A block of data

------------

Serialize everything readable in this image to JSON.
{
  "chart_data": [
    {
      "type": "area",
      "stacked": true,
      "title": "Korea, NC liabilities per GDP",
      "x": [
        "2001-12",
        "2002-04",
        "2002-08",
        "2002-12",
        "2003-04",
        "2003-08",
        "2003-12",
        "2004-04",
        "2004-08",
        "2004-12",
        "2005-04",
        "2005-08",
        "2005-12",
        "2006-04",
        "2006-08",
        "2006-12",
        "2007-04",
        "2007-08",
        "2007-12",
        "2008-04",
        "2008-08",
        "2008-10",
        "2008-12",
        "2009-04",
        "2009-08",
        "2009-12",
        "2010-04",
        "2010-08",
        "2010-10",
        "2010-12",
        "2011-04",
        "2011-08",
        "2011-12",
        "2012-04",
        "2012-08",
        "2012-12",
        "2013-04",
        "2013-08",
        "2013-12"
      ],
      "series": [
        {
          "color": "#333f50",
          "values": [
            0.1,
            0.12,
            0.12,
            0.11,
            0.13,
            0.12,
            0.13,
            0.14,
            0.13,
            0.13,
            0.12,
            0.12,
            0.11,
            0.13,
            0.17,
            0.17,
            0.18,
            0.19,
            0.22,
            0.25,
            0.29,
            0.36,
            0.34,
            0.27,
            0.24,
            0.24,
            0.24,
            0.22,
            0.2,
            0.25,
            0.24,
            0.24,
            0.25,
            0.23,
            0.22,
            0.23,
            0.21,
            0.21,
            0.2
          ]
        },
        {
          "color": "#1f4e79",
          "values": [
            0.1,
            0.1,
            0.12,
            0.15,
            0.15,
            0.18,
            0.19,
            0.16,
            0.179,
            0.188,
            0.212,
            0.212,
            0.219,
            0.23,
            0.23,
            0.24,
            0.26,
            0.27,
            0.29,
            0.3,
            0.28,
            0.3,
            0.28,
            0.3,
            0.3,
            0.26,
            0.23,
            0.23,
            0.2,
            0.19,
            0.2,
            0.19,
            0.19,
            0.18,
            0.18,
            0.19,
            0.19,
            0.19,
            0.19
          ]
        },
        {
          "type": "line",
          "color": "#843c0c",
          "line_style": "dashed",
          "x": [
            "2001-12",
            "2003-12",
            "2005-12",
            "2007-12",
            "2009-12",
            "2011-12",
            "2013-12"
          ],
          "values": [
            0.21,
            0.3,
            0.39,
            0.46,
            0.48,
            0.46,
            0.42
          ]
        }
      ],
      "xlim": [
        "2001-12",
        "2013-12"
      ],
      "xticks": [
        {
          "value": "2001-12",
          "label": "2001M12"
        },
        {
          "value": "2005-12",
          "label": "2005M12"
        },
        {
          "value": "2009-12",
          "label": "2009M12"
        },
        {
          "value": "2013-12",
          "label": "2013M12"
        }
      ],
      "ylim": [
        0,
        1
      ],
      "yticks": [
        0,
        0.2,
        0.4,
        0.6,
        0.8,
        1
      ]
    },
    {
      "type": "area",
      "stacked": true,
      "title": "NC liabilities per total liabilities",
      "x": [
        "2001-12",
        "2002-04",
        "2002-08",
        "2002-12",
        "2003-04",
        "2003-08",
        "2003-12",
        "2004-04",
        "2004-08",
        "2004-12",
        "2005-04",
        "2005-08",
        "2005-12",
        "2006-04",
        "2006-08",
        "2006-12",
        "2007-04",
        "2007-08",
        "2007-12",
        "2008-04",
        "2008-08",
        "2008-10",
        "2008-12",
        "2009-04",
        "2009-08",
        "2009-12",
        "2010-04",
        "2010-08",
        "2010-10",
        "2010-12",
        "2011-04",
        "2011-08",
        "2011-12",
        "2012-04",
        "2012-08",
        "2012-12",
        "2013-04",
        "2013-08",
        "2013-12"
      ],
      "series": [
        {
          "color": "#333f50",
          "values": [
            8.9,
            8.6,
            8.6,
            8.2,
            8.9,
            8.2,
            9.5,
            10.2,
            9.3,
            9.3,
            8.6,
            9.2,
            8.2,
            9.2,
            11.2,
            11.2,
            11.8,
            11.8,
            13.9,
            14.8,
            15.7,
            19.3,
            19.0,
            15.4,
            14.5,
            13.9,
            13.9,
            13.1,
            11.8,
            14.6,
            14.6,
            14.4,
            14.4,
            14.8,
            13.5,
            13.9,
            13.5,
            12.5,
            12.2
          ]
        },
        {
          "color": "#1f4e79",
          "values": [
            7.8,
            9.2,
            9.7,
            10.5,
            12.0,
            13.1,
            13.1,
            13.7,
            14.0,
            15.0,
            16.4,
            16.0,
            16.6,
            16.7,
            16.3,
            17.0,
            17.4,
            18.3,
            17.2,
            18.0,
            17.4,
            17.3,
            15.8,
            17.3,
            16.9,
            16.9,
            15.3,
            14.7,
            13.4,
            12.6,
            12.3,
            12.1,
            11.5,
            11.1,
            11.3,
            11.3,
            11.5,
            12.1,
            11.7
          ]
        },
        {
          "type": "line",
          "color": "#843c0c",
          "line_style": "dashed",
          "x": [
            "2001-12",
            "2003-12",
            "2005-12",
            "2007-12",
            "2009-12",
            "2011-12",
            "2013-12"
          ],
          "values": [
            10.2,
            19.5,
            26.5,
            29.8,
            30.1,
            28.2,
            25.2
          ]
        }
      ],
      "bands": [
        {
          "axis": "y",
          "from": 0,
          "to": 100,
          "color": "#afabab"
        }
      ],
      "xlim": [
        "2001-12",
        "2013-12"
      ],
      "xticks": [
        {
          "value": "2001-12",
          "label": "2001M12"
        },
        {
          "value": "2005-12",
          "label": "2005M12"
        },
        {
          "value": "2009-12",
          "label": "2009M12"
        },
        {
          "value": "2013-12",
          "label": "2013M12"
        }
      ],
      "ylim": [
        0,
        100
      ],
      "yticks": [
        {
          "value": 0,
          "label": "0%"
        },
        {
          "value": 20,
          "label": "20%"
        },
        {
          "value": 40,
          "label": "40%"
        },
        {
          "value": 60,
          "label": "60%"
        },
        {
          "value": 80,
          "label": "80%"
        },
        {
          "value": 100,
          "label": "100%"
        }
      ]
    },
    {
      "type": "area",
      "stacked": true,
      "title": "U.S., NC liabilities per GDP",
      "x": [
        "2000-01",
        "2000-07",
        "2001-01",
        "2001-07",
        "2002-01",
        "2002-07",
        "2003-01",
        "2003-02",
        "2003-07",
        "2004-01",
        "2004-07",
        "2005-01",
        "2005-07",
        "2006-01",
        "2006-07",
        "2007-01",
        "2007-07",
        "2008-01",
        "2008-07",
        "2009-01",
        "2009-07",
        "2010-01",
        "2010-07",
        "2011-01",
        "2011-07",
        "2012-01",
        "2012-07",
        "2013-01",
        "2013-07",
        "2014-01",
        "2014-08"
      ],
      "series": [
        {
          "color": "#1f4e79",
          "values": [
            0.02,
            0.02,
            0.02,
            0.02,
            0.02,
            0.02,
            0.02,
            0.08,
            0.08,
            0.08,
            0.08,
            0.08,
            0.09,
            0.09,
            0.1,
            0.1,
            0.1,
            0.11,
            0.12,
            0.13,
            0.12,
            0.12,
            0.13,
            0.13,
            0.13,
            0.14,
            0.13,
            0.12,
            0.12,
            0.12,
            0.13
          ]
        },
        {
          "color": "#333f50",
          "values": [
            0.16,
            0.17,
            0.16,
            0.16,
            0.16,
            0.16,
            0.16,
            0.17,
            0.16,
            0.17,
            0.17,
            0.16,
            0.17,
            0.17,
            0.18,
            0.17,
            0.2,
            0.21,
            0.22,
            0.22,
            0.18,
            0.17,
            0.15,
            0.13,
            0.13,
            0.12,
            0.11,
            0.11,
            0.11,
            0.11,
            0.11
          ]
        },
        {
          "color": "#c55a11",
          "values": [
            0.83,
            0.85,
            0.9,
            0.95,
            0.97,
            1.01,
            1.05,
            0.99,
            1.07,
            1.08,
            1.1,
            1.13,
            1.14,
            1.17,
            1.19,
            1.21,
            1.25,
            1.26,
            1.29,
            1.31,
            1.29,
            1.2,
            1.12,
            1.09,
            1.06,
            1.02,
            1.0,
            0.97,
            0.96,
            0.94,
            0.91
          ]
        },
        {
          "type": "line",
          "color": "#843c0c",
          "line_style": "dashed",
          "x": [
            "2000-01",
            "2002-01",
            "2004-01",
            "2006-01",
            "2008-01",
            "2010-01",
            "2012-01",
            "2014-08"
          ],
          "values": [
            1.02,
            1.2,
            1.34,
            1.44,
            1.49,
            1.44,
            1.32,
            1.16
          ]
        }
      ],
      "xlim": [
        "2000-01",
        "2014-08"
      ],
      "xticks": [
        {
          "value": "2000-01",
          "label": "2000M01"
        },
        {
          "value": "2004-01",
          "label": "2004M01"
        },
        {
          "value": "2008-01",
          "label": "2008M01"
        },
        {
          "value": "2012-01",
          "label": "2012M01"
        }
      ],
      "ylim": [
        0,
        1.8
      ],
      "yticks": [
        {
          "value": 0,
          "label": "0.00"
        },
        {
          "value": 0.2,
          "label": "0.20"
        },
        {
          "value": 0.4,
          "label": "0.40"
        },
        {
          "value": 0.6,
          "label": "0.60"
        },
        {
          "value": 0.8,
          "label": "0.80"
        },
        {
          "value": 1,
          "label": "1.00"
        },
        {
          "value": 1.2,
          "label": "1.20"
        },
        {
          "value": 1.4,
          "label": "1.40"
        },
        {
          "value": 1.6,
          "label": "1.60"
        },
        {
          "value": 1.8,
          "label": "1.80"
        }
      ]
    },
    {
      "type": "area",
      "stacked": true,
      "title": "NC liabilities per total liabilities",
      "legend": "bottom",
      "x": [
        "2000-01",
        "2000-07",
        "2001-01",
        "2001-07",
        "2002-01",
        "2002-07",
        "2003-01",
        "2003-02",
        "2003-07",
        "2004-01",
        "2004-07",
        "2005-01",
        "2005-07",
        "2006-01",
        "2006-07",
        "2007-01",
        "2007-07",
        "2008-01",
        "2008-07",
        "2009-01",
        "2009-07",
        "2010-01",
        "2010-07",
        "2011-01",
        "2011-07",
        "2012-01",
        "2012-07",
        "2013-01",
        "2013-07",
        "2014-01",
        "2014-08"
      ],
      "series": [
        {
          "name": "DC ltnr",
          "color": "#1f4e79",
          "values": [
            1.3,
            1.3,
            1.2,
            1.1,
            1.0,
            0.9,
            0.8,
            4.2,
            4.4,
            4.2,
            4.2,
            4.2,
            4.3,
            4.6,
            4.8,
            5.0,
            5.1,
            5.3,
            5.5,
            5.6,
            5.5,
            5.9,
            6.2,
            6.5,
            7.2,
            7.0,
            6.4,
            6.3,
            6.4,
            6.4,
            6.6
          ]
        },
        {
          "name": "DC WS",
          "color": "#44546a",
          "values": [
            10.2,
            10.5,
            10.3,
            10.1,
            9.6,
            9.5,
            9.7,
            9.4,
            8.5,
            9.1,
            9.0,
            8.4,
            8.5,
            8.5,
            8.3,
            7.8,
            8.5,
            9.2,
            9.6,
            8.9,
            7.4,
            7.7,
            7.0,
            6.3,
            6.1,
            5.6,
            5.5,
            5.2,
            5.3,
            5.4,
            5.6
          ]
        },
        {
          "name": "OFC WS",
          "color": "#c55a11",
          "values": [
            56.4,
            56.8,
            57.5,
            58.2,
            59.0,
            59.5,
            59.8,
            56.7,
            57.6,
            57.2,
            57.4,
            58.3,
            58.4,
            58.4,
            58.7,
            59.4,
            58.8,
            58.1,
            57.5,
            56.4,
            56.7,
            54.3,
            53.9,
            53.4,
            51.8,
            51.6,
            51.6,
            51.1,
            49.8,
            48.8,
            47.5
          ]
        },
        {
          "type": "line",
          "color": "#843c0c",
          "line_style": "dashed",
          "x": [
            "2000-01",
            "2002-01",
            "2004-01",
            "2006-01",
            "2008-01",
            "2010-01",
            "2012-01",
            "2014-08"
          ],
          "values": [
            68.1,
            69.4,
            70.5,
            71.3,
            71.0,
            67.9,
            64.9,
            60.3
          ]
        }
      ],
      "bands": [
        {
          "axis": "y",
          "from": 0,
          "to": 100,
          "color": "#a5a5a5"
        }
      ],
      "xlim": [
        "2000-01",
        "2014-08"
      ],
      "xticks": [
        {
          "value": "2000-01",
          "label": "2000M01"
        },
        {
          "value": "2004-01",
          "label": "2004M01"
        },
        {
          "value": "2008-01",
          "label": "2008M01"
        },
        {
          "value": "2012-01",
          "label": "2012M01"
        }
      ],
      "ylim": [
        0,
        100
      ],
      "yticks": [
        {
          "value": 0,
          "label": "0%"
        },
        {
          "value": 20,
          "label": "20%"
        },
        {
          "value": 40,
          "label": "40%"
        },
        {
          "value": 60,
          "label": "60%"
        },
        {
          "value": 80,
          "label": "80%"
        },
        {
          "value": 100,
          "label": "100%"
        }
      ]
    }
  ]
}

------------

Copy out every line in the listing where the word "title" appears.

__TASK ANSWER__.
      "title": "Korea, NC liabilities per GDP",
      "title": "NC liabilities per total liabilities",
      "title": "U.S., NC liabilities per GDP",
      "title": "NC liabilities per total liabilities",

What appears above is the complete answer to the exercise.